* _Tugas 1_
Nyatakan catatan dari baris yang memuat "Where is each" sampai baris yang memuat "paragraph-info-stands: На информационных", termasuk kedua baris tersebut, sebagai CSV dua kolom bernama permintaan dan jawaban, dengan satu baris untuk setiap permintaan serta teks permintaan dan jawabannya masing-masing dalam satu kolom berpetik dan setiap jeda baris diganti spasi. Gambar tidak perlu disertakan.

Ketahuilah sesungguhnya definisi dari ghibah adalah engkau menyebutkan sesuatu tentang saudaramu dengan sesuatu yang tidak di sukainya seandainya dia tahu. Baik yang engkau ungkapkan adalah kekurangan di badan, nasab, etika, perbuatan, ucapan, agama atau hal duniawinya, hingga pakaian, rumah atau kendaraannya.
Contoh pada badan adalah engkau mengungkapkan bahwa penglihatan saudaramu kabur, juling, botak, pendek, terlalu tinggi, hitam, berkulit kuning dan hal-hal lain yang memungkinkan tidak di sukai oleh saudaramu, bagaimanapun bentuknya. Kalau dalam hal nasab, seperti engkau mengungkapkan bahwa ayah saudaramu adalah orang fasiq, orang hina, tukang pembersih kotoran binatang, atau sesamanya yang tidak di sukai oleh saudaramu.
Dalam hal etika, seperti engkau mengungkapkan bahwa saudaramu adalah orang yang beretika buruk, pelit, sombong, pamer, mudah marah, penakut, ngawur dan hal-hal sesamanya. Adapun dalam perbuatan adalah seperti engkau mengungkapkan bahwa saudaramu adalah pencuri, pembohong, pemabuk, penghianat, dhalim, menyepelekan sholat atau zakat, tidak menjaga najis, tidak berbakti pada kedua orang tua, dan hal-hal sesamanya.
Dan dalam perbuatan lagi adalah seperti engkau mengucapkan bahwa saudaramu adalah orang yang kurang beretika, meremehkan orang lain, banyak bicara, banyak makan, banyak tidur, dan tidak berada pada tempat semestinya. Sedangkan dalam urusan pakaian adalah seperti engkau mengungkapkan bahwa sesungguhnya pakaian saudaramu lebar lengannya, terlalu panjang puncungnya (dzail), kotor dan hal-hal sesamanya.
Ungkapan yang bisa mencakup terhadap bentuk ghibah adalah sabda baginda Nabi Muhammad Saw,
الْغِيْبَةُ ذِكْرُكَ أَخَاكَ بِمَا يَكْرَهُهُ
“ ghibah adalah engkau mengungkapkan tentang saudaramu dengan sesuatu yang tidak di sukainya.”

* _Data Latihan_
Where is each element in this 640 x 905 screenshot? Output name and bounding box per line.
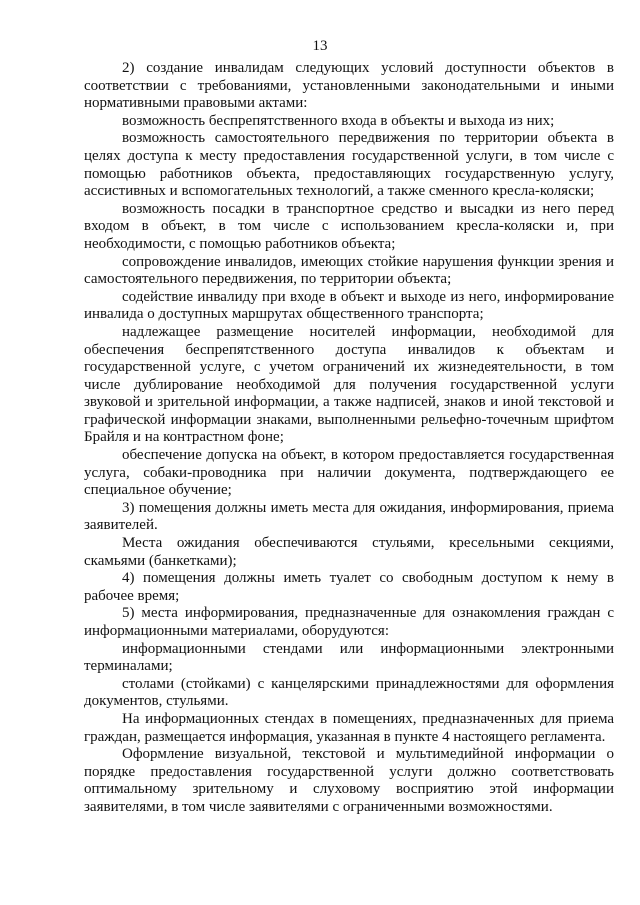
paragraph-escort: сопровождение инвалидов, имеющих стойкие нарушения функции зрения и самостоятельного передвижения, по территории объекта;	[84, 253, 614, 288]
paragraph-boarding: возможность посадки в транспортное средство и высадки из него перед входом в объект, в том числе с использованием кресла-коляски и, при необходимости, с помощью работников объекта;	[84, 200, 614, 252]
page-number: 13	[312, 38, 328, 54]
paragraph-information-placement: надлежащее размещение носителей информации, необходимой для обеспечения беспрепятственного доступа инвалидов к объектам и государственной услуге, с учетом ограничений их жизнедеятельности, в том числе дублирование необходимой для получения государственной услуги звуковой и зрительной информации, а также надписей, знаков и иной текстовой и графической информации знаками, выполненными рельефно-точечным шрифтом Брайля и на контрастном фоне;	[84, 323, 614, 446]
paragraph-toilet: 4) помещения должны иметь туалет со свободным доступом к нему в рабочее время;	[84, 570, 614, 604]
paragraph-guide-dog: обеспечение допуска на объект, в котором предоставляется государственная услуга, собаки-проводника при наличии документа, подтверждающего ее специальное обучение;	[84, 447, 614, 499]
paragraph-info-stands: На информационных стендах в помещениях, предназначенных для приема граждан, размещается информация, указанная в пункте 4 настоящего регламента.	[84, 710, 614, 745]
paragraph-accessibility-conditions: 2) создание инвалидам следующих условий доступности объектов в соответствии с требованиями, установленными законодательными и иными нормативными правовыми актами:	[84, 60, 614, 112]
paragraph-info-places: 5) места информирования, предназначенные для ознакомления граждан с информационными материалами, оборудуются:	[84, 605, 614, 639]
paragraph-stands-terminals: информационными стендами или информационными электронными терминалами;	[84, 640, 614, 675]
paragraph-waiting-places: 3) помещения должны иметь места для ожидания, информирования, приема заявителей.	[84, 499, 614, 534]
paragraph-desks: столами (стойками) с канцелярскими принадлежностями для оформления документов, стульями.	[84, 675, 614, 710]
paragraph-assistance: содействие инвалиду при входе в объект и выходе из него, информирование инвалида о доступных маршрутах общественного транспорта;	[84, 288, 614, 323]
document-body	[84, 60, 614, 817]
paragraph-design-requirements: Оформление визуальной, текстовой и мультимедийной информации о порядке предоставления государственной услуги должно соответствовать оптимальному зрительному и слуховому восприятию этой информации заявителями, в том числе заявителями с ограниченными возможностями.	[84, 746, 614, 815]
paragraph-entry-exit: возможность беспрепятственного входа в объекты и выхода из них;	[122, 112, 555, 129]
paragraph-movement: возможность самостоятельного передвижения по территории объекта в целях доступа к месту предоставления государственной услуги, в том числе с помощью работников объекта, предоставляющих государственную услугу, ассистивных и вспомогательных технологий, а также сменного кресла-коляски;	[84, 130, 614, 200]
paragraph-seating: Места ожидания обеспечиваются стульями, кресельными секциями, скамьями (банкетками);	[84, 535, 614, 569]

* * *

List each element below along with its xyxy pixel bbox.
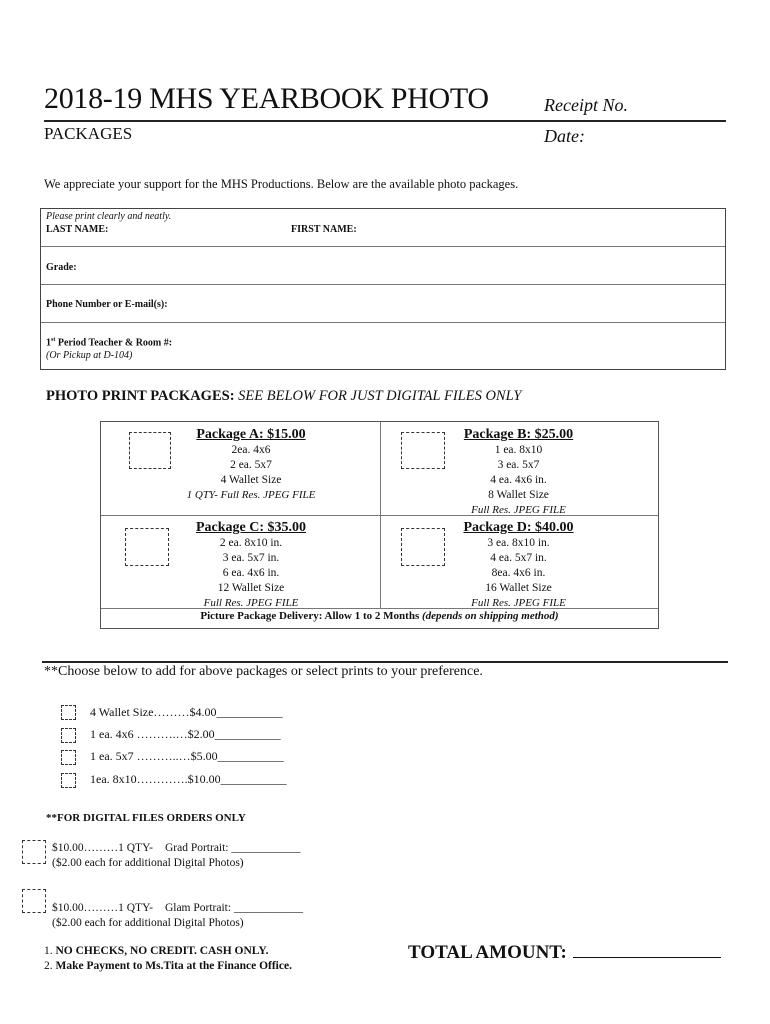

* * *

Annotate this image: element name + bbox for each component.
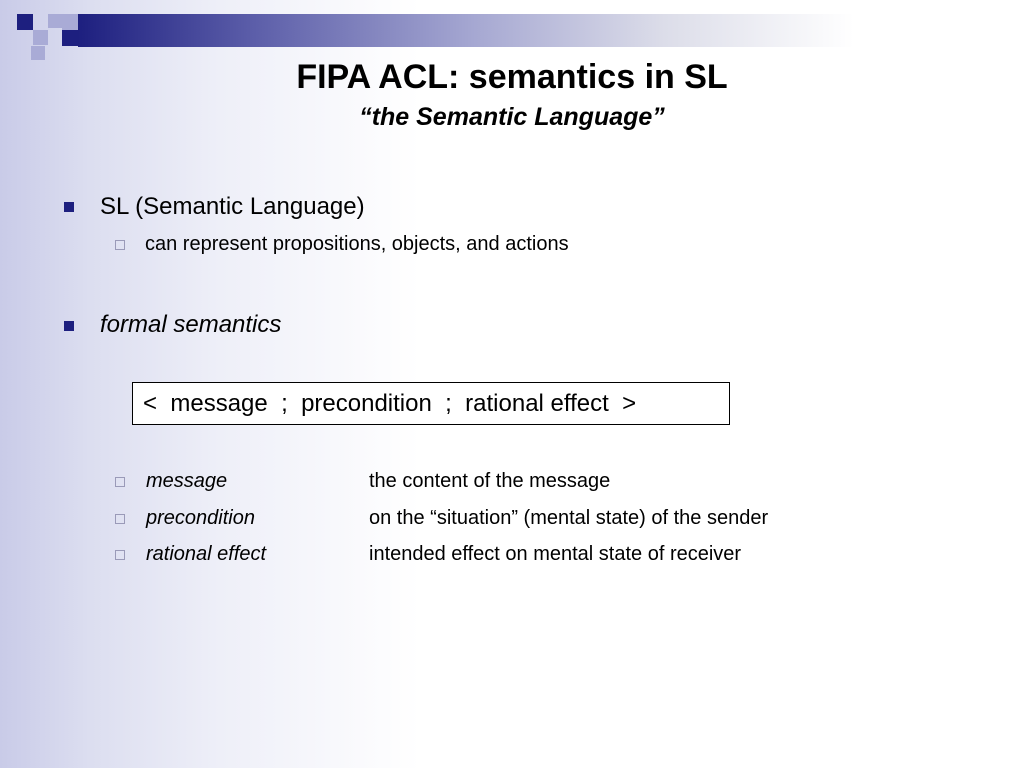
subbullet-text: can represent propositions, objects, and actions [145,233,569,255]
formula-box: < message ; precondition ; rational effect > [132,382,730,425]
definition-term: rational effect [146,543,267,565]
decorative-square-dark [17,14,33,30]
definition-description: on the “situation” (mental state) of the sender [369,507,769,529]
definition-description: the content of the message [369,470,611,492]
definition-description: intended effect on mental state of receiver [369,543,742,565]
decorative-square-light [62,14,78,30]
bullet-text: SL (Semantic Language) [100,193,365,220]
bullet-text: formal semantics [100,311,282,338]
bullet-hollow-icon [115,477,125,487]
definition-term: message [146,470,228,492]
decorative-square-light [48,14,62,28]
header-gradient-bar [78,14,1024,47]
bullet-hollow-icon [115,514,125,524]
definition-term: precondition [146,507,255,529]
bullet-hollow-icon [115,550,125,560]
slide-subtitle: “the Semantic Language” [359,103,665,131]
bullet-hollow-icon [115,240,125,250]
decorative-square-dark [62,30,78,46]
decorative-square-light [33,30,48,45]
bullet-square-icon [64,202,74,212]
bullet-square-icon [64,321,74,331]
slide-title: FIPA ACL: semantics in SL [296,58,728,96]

* _Tugas 2_
Teruskan teks tentang ghibah mulai dari kalimat terakhir yang tercantum.

* _Jawaban yang Diharapkan 1_
permintaan,jawaban
"Where is each element in this 640 x 905 screenshot? Output name and bounding box per line.","paragraph-escort: сопровождение инвалидов, имеющих стойкие нарушения функции зрения и самостоятельного передвижения, по территории объекта;	[84, 253, 614, 288] paragraph-boarding: возможность посадки в транспортное средство и высадки из него перед входом в объект, в том числе с использованием кресла-коляски и, при необходимости, с помощью работников объекта;	[84, 200, 614, 252] page-number: 13	[312, 38, 328, 54] paragraph-information-placement: надлежащее размещение носителей информации, необходимой для обеспечения беспрепятственного доступа инвалидов к объектам и государственной услуге, с учетом ограничений их жизнедеятельности, в том числе дублирование необходимой для получения государственной услуги звуковой и зрительной информации, а также надписей, знаков и иной текстовой и графической информации знаками, выполненными рельефно-точечным шрифтом Брайля и на контрастном фоне;	[84, 323, 614, 446] paragraph-toilet: 4) помещения должны иметь туалет со свободным доступом к нему в рабочее время;	[84, 570, 614, 604] paragraph-guide-dog: обеспечение допуска на объект, в котором предоставляется государственная услуга, собаки-проводника при наличии документа, подтверждающего ее специальное обучение;	[84, 447, 614, 499] paragraph-info-stands: На информационных стендах в помещениях, предназначенных для приема граждан, размещается информация, указанная в пункте 4 настоящего регламента.	[84, 710, 614, 745]"

* _Jawaban yang Diharapkan 2_
Menyebutkan dengan lisan itu di haramkan karena bisa memberi kefahaman kepada seseorang tentang kekurangan saudaranya dan memberitahu hal yang tidak di sukai. Oleh sebab itu, menyebutkan kekurangan orang lain dengan bentuk sindiran itu sama dengan mengungkapkan secara terang-terangan. Perbuatan sama dengan ucapan, sebagaimana isyarat, tulisan, gerakan dan setiap hal-hal yang bisa mengantarkan pada maksud dari ghibah, maka semuanya hukumnya haram.
Orang yang memberi isyarat dengan tangan untuk menunjukkan bahwa seseorang yang di isyaratkan itu pendek atau terlalu tinggi, atau berjalan berlagak seperti jalannya orang lain, maka hal ini adalah bentuk ghibah yang di haramkan. Tulisan yang berisikan kekurangan orang lain juga termasuk ghibah, karena pena adalah salah satu dari dua lisan. Begitu juga ketika engkau mengungkapkan, “dia adalah orang yang baru datang dari bepergian, atau dia adalah sebagian orang yang bertemu denganku hari ini” maka hal ini termasuk ghibah jika memang orang yang di ajak bicara faham dengan maksud si pengucap.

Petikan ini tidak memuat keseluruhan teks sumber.